▼
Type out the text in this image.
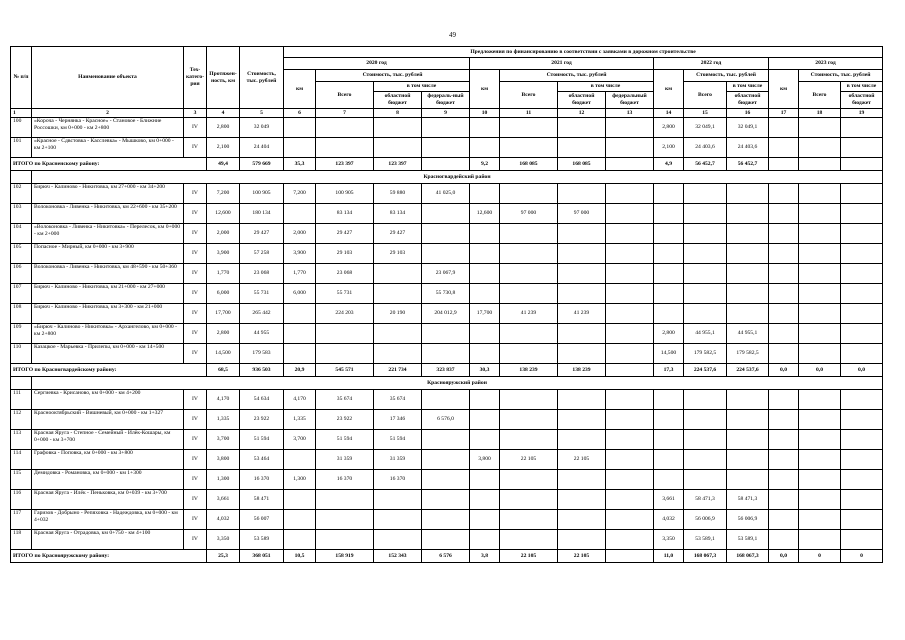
49
№ п/п	Наименование объекта	Тех-катего-рия	Протяжен-ность, км	Стоимость, тыс. рублей	Предложения по финансированию в соответствии с заявками в дорожном строительстве													
					2020 год				2021 год				2022 год			2023 год		
					км	Стоимость, тыс. рублей			км	Стоимость, тыс. рублей			км	Стоимость, тыс. рублей		км	Стоимость, тыс. рублей	
						Всего	в том числе			Всего	в том числе			Всего	в том числе		Всего	в том числе
							областной бюджет	федераль-ный бюджет			областной бюджет	федеральный бюджет			областной бюджет			областной бюджет
1	2	3	4	5	6	7	8	9	10	11	12	13	14	15	16	17	18	19
100	«Короча - Чернянка - Красное» - Становое - Ближние Россошки, км 0+000 - км 2+800	IV	2,800	32 049									2,800	32 049,1	32 049,1			
101	«Красное - Сдвстовка - Касслевка» - Мышково, км 0+000 - км 2+100	IV	2,100	24 404									2,100	24 403,6	24 403,6			
ИТОГО по Красненскому району:			49,4	579 669	35,3	123 397	123 397		9,2	168 085	168 085		4,9	56 452,7	56 452,7			
	Красногвардейский район																	
102	Бирюч - Калиново - Никитовка, км 27+000 - км 34+200	IV	7,200	100 905	7,200	100 905	59 880	41 025,0										
103	Волоконовка - Ливенка - Никитовка, км 22+600 - км 35+200	IV	12,600	180 134		83 134	83 134		12,600	97 000	97 000							
104	«Волоконовка - Ливенка - Никитовка» - Перелесок, км 0+000 - км 2+000	IV	2,000	29 427	2,000	29 427	29 427											
105	Попасное - Мирный, км 0+000 - км 3+900	IV	3,900	57 258	3,900	29 103	29 103											
106	Волоконовка - Ливенка - Никитовка, км 48+590 - км 50+360	IV	1,770	23 068	1,770	23 068		23 067,9										
107	Бирюч - Калиново - Никитовка, км 21+000 - км 27+000	IV	6,000	55 731	6,000	55 731		55 730,8										
108	Бирюч - Калиново - Никитовка, км 3+300 - км 21+000	IV	17,700	265 442		224 203	20 190	204 012,9	17,700	41 239	41 239							
109	«Бирюч - Калиново - Никитовка» - Архангелово, км 0+000 - км 2+800	IV	2,800	44 955									2,800	44 955,1	44 955,1			
110	Казацкое - Марьевка - Прилепы, км 0+000 - км 14+500	IV	14,500	179 583									14,500	179 582,5	179 582,5			
ИТОГО по Красногвардейскому району:			68,5	936 503	20,9	545 571	221 734	323 837	30,3	138 239	138 239		17,3	224 537,6	224 537,6	0,0	0,0	0,0
	Краснояружский район																	
111	Сергиевка - Крисаново, км 0+000 - км 4+200	IV	4,170	54 634	4,170	35 674	35 674											
112	Краснооктябрьский - Вишневый, км 0+000 - км 1+327	IV	1,335	23 922	1,335	23 922	17 346	6 576,0										
113	Красная Яруга - Степное - Семейный - Илёк-Кошары, км 0+000 - км 3+700	IV	3,700	51 594	3,700	51 594	51 594											
114	Графовка - Поповка, км 0+000 - км 3+800	IV	3,800	53 464		31 359	31 359		3,800	22 105	22 105							
115	Демидовка - Романовка, км 0+000 - км 1+300	IV	1,300	16 370	1,300	16 370	16 370											
116	Красная Яруга - Илёк - Пеньковка, км 0+039 - км 3+700	IV	3,661	58 471									3,661	58 471,3	58 471,3			
117	Гаризов - Добрыно - Репяховка - Надеждовка, км 0+000 - км 4+032	IV	4,032	56 007									4,032	56 006,9	56 006,9			
118	Красная Яруга - Отрадовка, км 0+750 - км 4+100	IV	3,350	53 589									3,350	53 589,1	53 589,1			
ИТОГО по Краснояружскому району:			25,3	368 051	10,5	158 919	152 343	6 576	3,8	22 105	22 105		11,0	168 067,3	168 067,3	0,0	0	0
▲
Exercise prompt: Print all of the entries word for word. Omit the pictures they contain.

Exercise result:
Type out the text in this image.
49
№ п/п	Наименование объекта	Тех-катего-рия	Протяжен-ность, км	Стоимость, тыс. рублей	Предложения по финансированию в соответствии с заявками в дорожном строительстве													
					2020 год				2021 год				2022 год			2023 год		
					км	Стоимость, тыс. рублей			км	Стоимость, тыс. рублей			км	Стоимость, тыс. рублей		км	Стоимость, тыс. рублей	
						Всего	в том числе			Всего	в том числе			Всего	в том числе		Всего	в том числе
							областной бюджет	федераль-ный бюджет			областной бюджет	федеральный бюджет			областной бюджет			областной бюджет
1	2	3	4	5	6	7	8	9	10	11	12	13	14	15	16	17	18	19
100	«Короча - Чернянка - Красное» - Становое - Ближние Россошки, км 0+000 - км 2+800	IV	2,800	32 049									2,800	32 049,1	32 049,1			
101	«Красное - Сдвстовка - Касслевка» - Мышково, км 0+000 - км 2+100	IV	2,100	24 404									2,100	24 403,6	24 403,6			
ИТОГО по Красненскому району:			49,4	579 669	35,3	123 397	123 397		9,2	168 085	168 085		4,9	56 452,7	56 452,7			
	Красногвардейский район																	
102	Бирюч - Калиново - Никитовка, км 27+000 - км 34+200	IV	7,200	100 905	7,200	100 905	59 880	41 025,0										
103	Волоконовка - Ливенка - Никитовка, км 22+600 - км 35+200	IV	12,600	180 134		83 134	83 134		12,600	97 000	97 000							
104	«Волоконовка - Ливенка - Никитовка» - Перелесок, км 0+000 - км 2+000	IV	2,000	29 427	2,000	29 427	29 427											
105	Попасное - Мирный, км 0+000 - км 3+900	IV	3,900	57 258	3,900	29 103	29 103											
106	Волоконовка - Ливенка - Никитовка, км 48+590 - км 50+360	IV	1,770	23 068	1,770	23 068		23 067,9										
107	Бирюч - Калиново - Никитовка, км 21+000 - км 27+000	IV	6,000	55 731	6,000	55 731		55 730,8										
108	Бирюч - Калиново - Никитовка, км 3+300 - км 21+000	IV	17,700	265 442		224 203	20 190	204 012,9	17,700	41 239	41 239							
109	«Бирюч - Калиново - Никитовка» - Архангелово, км 0+000 - км 2+800	IV	2,800	44 955									2,800	44 955,1	44 955,1			
110	Казацкое - Марьевка - Прилепы, км 0+000 - км 14+500	IV	14,500	179 583									14,500	179 582,5	179 582,5			
ИТОГО по Красногвардейскому району:			68,5	936 503	20,9	545 571	221 734	323 837	30,3	138 239	138 239		17,3	224 537,6	224 537,6	0,0	0,0	0,0
	Краснояружский район																	
111	Сергиевка - Крисаново, км 0+000 - км 4+200	IV	4,170	54 634	4,170	35 674	35 674											
112	Краснооктябрьский - Вишневый, км 0+000 - км 1+327	IV	1,335	23 922	1,335	23 922	17 346	6 576,0										
113	Красная Яруга - Степное - Семейный - Илёк-Кошары, км 0+000 - км 3+700	IV	3,700	51 594	3,700	51 594	51 594											
114	Графовка - Поповка, км 0+000 - км 3+800	IV	3,800	53 464		31 359	31 359		3,800	22 105	22 105							
115	Демидовка - Романовка, км 0+000 - км 1+300	IV	1,300	16 370	1,300	16 370	16 370											
116	Красная Яруга - Илёк - Пеньковка, км 0+039 - км 3+700	IV	3,661	58 471									3,661	58 471,3	58 471,3			
117	Гаризов - Добрыно - Репяховка - Надеждовка, км 0+000 - км 4+032	IV	4,032	56 007									4,032	56 006,9	56 006,9			
118	Красная Яруга - Отрадовка, км 0+750 - км 4+100	IV	3,350	53 589									3,350	53 589,1	53 589,1			
ИТОГО по Краснояружскому району:			25,3	368 051	10,5	158 919	152 343	6 576	3,8	22 105	22 105		11,0	168 067,3	168 067,3	0,0	0	0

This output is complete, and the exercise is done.